:: KUTIPAN TEKS ::
Limbah gas mengandung partikel bahan padatan maupun cairan dengan ukuran sangat kecil. Bobotnya juga ringan, tidak mudah mengendap, serta sulit menggumpal. Ketika partikulat tersebut menyatu di udara, angin membantu proses penyebarannya. Karena itulah, muncul polutan yang dapat mencemari udara.

Berikut ini beberapa limbah gas yang kerap menjadi polusi.

  1. Karbon monoksida. Gas karbon monoksida merupakan hasil pembakaran kayu, batu bara, dan pemakaian bahan bakar. Ciri gas ini, yakni tidak memiliki bau, warna, dan rasa. Namun, siapa pun bisa keracunan karbon monoksida dengan gejala ringan sampai berat. Mulai dari pusing, mual, muntah, lelah, hingga sakit perut.
  2. Karbon dioksida. Sifat utama karbon dioksida, yakni tidak berbau dan berwarna, sulit terbakar, serta sedikit asam. Gas ini juga lebih berat daripada udara, tetapi mudah larut dalam air.
  3. Nitrogen oksida. Gas nitrogen oksida mudah dikenali karena memiliki warna dan aroma. Senyawa di udara bebas ini terdiri dari nitrit oksida dan nitrogen dioksida. Meski memiliki sifat berbeda, keduanya sama-sama berbahaya bagi kesehatan.
  4. Sulfur oksida. Terbentuk dari kombinasi oksigen dan sulfur, sulfur dioksida tidak memiliki warna maupun bau tajam. Namun, gas ini memiliki sifat oksidasi dan mampu melarutkan secara sempurna. Selain itu, sulfur dioksida juga berfungsi sebagai pengawet, pemanis buatan, minuman, dan bahan gelas.
  5. Asam klorida. Berbentuk uap, asam klorida memiliki komponen asam yang sangat kuat. Karena itu, asam klorida bersifat korosif terhadap jaringan tubuh. Mulai dari kerusakan pernapasan, mata, kulit, hingga usus.
  6. Amonia. Gas amonia memiliki karakter tidak berwarna, tetapi mengeluarkan bau menyengat. Asal amonia biasanya dari kotoran hewan yang terurai bakteri, bangkai, dan tumbuhan.
:::
:: ENTRI DATA ::
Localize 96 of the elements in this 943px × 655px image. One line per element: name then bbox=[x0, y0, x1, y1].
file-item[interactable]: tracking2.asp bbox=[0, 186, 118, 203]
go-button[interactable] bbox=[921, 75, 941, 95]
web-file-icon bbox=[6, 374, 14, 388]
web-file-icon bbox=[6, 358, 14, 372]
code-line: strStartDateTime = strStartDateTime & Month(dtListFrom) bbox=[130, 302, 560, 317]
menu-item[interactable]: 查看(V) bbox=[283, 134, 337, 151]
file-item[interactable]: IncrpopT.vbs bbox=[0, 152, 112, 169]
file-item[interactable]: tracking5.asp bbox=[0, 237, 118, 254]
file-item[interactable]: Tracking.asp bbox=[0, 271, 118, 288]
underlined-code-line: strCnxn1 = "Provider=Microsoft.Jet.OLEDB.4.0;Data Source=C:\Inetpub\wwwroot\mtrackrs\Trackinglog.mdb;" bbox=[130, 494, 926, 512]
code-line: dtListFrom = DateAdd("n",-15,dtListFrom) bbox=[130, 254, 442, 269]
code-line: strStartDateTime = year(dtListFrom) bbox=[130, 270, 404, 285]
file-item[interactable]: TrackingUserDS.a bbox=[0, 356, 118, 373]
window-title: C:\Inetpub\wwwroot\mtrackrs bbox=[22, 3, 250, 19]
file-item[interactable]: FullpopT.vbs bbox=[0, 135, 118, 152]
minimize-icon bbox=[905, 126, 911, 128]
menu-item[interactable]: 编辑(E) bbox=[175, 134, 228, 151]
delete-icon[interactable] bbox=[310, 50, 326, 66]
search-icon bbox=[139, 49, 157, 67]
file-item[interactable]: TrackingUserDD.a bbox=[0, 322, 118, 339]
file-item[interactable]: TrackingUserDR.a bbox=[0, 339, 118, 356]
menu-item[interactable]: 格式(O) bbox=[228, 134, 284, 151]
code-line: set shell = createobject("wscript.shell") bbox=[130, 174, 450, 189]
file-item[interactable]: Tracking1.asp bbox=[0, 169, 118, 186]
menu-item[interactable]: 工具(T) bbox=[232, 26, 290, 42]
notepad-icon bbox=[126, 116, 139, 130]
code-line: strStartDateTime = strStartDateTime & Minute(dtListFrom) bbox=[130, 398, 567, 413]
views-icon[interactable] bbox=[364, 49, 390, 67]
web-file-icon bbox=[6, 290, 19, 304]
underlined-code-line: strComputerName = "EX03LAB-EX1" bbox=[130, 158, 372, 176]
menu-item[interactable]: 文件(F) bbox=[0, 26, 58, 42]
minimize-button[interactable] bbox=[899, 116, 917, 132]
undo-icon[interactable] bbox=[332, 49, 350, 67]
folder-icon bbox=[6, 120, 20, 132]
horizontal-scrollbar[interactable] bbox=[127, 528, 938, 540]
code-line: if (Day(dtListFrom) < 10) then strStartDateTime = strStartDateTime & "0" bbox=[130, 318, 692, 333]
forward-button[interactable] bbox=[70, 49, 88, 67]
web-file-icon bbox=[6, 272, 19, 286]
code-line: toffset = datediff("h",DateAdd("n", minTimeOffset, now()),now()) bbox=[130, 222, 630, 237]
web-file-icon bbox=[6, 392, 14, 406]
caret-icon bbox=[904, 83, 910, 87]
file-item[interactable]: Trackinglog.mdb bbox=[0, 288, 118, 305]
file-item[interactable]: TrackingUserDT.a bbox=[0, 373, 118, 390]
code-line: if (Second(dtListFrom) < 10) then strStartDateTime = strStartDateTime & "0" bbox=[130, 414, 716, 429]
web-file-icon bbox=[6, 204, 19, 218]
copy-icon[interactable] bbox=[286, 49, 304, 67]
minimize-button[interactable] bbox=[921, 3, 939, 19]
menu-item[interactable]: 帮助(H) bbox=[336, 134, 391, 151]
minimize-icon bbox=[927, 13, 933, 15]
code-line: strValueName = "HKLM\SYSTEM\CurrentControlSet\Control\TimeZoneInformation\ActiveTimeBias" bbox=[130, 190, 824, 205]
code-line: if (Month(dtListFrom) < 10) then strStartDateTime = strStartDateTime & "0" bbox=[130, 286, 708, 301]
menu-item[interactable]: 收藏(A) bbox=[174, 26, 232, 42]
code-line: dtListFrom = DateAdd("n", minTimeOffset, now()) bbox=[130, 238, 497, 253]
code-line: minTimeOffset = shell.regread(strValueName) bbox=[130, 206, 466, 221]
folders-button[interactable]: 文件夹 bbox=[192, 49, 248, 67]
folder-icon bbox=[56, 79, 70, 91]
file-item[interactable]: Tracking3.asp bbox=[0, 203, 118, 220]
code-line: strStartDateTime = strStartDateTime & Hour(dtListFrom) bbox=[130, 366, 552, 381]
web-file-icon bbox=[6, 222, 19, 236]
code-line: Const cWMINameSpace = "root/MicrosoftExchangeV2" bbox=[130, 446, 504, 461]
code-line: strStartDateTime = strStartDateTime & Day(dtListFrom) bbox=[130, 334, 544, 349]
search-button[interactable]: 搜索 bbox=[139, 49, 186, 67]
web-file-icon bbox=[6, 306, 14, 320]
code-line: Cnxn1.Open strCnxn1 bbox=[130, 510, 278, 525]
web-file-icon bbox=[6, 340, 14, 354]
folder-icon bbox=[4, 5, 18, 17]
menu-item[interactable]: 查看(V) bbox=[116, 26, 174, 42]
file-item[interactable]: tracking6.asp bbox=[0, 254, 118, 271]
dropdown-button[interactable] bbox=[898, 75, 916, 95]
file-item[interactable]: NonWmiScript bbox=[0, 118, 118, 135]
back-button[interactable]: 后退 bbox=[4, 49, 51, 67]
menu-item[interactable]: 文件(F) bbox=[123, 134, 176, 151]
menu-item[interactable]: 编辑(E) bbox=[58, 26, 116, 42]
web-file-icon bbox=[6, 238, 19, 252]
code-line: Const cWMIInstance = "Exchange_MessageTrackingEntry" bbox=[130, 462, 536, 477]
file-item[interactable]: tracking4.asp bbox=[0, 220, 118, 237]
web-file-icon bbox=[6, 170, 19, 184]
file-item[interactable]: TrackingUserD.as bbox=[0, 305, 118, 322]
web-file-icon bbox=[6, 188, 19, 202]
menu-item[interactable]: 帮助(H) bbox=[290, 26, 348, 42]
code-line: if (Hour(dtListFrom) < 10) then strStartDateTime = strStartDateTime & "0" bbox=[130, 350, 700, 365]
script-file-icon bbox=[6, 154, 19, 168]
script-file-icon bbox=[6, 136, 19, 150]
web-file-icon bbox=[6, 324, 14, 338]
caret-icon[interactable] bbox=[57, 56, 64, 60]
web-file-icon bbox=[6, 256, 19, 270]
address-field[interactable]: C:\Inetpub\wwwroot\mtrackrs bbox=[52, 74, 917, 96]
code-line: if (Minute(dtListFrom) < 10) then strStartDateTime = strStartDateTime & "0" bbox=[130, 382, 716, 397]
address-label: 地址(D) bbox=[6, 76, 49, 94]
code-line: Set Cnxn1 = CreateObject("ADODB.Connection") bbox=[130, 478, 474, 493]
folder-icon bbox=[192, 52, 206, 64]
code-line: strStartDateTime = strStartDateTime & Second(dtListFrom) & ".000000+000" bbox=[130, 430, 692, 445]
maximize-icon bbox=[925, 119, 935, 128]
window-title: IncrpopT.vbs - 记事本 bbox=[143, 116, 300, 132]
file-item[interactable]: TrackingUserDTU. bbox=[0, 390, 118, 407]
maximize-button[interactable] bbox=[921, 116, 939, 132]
:::
— DESKRIPSI TUGAS —
Salin tanpa perubahan bagian teks tentang limbah gas di antara "5. Asam klorida." dan "bangkai, dan tumbuhan.", termasuk kedua bagian itu.

— JAWABAN —
5. Asam klorida. Berbentuk uap, asam klorida memiliki komponen asam yang sangat kuat. Karena itu, asam klorida bersifat korosif terhadap jaringan tubuh. Mulai dari kerusakan pernapasan, mata, kulit, hingga usus.
  6. Amonia. Gas amonia memiliki karakter tidak berwarna, tetapi mengeluarkan bau menyengat. Asal amonia biasanya dari kotoran hewan yang terurai bakteri, bangkai, dan tumbuhan.